[Data listing]

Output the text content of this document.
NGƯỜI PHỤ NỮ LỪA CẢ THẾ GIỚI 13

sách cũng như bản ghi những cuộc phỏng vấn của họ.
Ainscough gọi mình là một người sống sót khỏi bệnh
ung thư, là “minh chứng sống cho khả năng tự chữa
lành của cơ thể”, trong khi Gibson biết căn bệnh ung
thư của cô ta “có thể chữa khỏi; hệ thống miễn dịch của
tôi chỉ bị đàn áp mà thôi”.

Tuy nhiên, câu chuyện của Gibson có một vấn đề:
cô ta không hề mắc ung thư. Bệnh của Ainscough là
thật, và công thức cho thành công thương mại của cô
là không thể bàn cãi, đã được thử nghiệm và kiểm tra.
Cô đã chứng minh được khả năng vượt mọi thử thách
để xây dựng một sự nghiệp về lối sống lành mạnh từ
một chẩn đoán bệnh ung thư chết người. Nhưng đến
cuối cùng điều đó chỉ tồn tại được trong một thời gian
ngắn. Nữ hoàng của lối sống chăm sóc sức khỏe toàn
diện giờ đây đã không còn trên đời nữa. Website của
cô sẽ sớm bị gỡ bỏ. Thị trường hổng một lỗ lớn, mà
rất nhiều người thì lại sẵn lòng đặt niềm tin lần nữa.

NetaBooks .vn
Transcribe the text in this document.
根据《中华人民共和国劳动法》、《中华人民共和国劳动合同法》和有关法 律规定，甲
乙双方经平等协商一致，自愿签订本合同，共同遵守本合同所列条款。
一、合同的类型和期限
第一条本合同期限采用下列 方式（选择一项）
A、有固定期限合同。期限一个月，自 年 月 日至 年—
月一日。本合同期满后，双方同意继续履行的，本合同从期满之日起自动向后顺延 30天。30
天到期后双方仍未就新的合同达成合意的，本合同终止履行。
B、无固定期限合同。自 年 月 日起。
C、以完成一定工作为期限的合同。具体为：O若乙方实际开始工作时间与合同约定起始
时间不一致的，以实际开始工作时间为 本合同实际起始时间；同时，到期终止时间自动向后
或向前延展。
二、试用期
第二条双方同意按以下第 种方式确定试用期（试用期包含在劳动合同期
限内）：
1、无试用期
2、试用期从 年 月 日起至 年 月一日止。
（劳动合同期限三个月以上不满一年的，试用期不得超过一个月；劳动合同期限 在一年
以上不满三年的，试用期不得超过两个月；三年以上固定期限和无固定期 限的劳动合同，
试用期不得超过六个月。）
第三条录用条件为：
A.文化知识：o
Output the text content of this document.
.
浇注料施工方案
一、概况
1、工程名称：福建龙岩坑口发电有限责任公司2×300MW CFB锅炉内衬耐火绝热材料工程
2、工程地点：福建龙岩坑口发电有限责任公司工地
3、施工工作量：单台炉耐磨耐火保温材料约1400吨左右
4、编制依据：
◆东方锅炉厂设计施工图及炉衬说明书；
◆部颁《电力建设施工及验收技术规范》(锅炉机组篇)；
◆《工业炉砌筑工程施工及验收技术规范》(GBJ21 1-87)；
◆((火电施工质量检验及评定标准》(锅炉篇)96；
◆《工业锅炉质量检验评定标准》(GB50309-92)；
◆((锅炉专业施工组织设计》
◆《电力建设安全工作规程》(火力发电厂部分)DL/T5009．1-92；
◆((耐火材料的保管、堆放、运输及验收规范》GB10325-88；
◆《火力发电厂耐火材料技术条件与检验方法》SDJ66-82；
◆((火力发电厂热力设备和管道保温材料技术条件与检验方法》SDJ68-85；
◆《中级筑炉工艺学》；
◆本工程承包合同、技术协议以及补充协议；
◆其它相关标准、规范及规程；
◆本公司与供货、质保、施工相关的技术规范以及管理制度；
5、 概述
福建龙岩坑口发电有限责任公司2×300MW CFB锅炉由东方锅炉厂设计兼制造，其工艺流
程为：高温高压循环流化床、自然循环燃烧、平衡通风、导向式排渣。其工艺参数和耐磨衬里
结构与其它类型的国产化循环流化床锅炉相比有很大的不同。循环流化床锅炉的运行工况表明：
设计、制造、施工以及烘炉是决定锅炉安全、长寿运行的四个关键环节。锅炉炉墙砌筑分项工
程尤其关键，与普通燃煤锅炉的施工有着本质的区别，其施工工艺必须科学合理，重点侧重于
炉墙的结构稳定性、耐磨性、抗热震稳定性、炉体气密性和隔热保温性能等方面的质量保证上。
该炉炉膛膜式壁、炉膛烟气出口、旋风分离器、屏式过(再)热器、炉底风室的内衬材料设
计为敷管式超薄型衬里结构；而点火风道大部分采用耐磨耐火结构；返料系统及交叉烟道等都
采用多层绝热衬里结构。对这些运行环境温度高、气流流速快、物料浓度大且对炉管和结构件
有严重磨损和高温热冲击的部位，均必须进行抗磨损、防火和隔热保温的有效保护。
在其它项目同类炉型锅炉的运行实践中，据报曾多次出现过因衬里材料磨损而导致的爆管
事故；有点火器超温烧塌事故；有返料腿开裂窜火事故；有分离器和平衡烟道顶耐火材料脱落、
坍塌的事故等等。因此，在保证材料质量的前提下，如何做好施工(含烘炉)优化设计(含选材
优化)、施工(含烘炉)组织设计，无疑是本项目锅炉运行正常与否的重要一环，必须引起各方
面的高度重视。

Task directions
Recopy all the lines exactly as they appear.

Task result
Output the text content of this document.
NGƯỜI PHỤ NỮ LỪA CẢ THẾ GIỚI 13

sách cũng như bản ghi những cuộc phỏng vấn của họ.
Ainscough gọi mình là một người sống sót khỏi bệnh
ung thư, là “minh chứng sống cho khả năng tự chữa
lành của cơ thể”, trong khi Gibson biết căn bệnh ung
thư của cô ta “có thể chữa khỏi; hệ thống miễn dịch của
tôi chỉ bị đàn áp mà thôi”.

Tuy nhiên, câu chuyện của Gibson có một vấn đề:
cô ta không hề mắc ung thư. Bệnh của Ainscough là
thật, và công thức cho thành công thương mại của cô
là không thể bàn cãi, đã được thử nghiệm và kiểm tra.
Cô đã chứng minh được khả năng vượt mọi thử thách
để xây dựng một sự nghiệp về lối sống lành mạnh từ
một chẩn đoán bệnh ung thư chết người. Nhưng đến
cuối cùng điều đó chỉ tồn tại được trong một thời gian
ngắn. Nữ hoàng của lối sống chăm sóc sức khỏe toàn
diện giờ đây đã không còn trên đời nữa. Website của
cô sẽ sớm bị gỡ bỏ. Thị trường hổng một lỗ lớn, mà
rất nhiều người thì lại sẵn lòng đặt niềm tin lần nữa.

NetaBooks .vn
Transcribe the text in this document.
根据《中华人民共和国劳动法》、《中华人民共和国劳动合同法》和有关法 律规定，甲
乙双方经平等协商一致，自愿签订本合同，共同遵守本合同所列条款。
一、合同的类型和期限
第一条本合同期限采用下列 方式（选择一项）
A、有固定期限合同。期限一个月，自 年 月 日至 年—
月一日。本合同期满后，双方同意继续履行的，本合同从期满之日起自动向后顺延 30天。30
天到期后双方仍未就新的合同达成合意的，本合同终止履行。
B、无固定期限合同。自 年 月 日起。
C、以完成一定工作为期限的合同。具体为：O若乙方实际开始工作时间与合同约定起始
时间不一致的，以实际开始工作时间为 本合同实际起始时间；同时，到期终止时间自动向后
或向前延展。
二、试用期
第二条双方同意按以下第 种方式确定试用期（试用期包含在劳动合同期
限内）：
1、无试用期
2、试用期从 年 月 日起至 年 月一日止。
（劳动合同期限三个月以上不满一年的，试用期不得超过一个月；劳动合同期限 在一年
以上不满三年的，试用期不得超过两个月；三年以上固定期限和无固定期 限的劳动合同，
试用期不得超过六个月。）
第三条录用条件为：
A.文化知识：o
Output the text content of this document.
.
浇注料施工方案
一、概况
1、工程名称：福建龙岩坑口发电有限责任公司2×300MW CFB锅炉内衬耐火绝热材料工程
2、工程地点：福建龙岩坑口发电有限责任公司工地
3、施工工作量：单台炉耐磨耐火保温材料约1400吨左右
4、编制依据：
◆东方锅炉厂设计施工图及炉衬说明书；
◆部颁《电力建设施工及验收技术规范》(锅炉机组篇)；
◆《工业炉砌筑工程施工及验收技术规范》(GBJ21 1-87)；
◆((火电施工质量检验及评定标准》(锅炉篇)96；
◆《工业锅炉质量检验评定标准》(GB50309-92)；
◆((锅炉专业施工组织设计》
◆《电力建设安全工作规程》(火力发电厂部分)DL/T5009．1-92；
◆((耐火材料的保管、堆放、运输及验收规范》GB10325-88；
◆《火力发电厂耐火材料技术条件与检验方法》SDJ66-82；
◆((火力发电厂热力设备和管道保温材料技术条件与检验方法》SDJ68-85；
◆《中级筑炉工艺学》；
◆本工程承包合同、技术协议以及补充协议；
◆其它相关标准、规范及规程；
◆本公司与供货、质保、施工相关的技术规范以及管理制度；
5、 概述
福建龙岩坑口发电有限责任公司2×300MW CFB锅炉由东方锅炉厂设计兼制造，其工艺流
程为：高温高压循环流化床、自然循环燃烧、平衡通风、导向式排渣。其工艺参数和耐磨衬里
结构与其它类型的国产化循环流化床锅炉相比有很大的不同。循环流化床锅炉的运行工况表明：
设计、制造、施工以及烘炉是决定锅炉安全、长寿运行的四个关键环节。锅炉炉墙砌筑分项工
程尤其关键，与普通燃煤锅炉的施工有着本质的区别，其施工工艺必须科学合理，重点侧重于
炉墙的结构稳定性、耐磨性、抗热震稳定性、炉体气密性和隔热保温性能等方面的质量保证上。
该炉炉膛膜式壁、炉膛烟气出口、旋风分离器、屏式过(再)热器、炉底风室的内衬材料设
计为敷管式超薄型衬里结构；而点火风道大部分采用耐磨耐火结构；返料系统及交叉烟道等都
采用多层绝热衬里结构。对这些运行环境温度高、气流流速快、物料浓度大且对炉管和结构件
有严重磨损和高温热冲击的部位，均必须进行抗磨损、防火和隔热保温的有效保护。
在其它项目同类炉型锅炉的运行实践中，据报曾多次出现过因衬里材料磨损而导致的爆管
事故；有点火器超温烧塌事故；有返料腿开裂窜火事故；有分离器和平衡烟道顶耐火材料脱落、
坍塌的事故等等。因此，在保证材料质量的前提下，如何做好施工(含烘炉)优化设计(含选材
优化)、施工(含烘炉)组织设计，无疑是本项目锅炉运行正常与否的重要一环，必须引起各方
面的高度重视。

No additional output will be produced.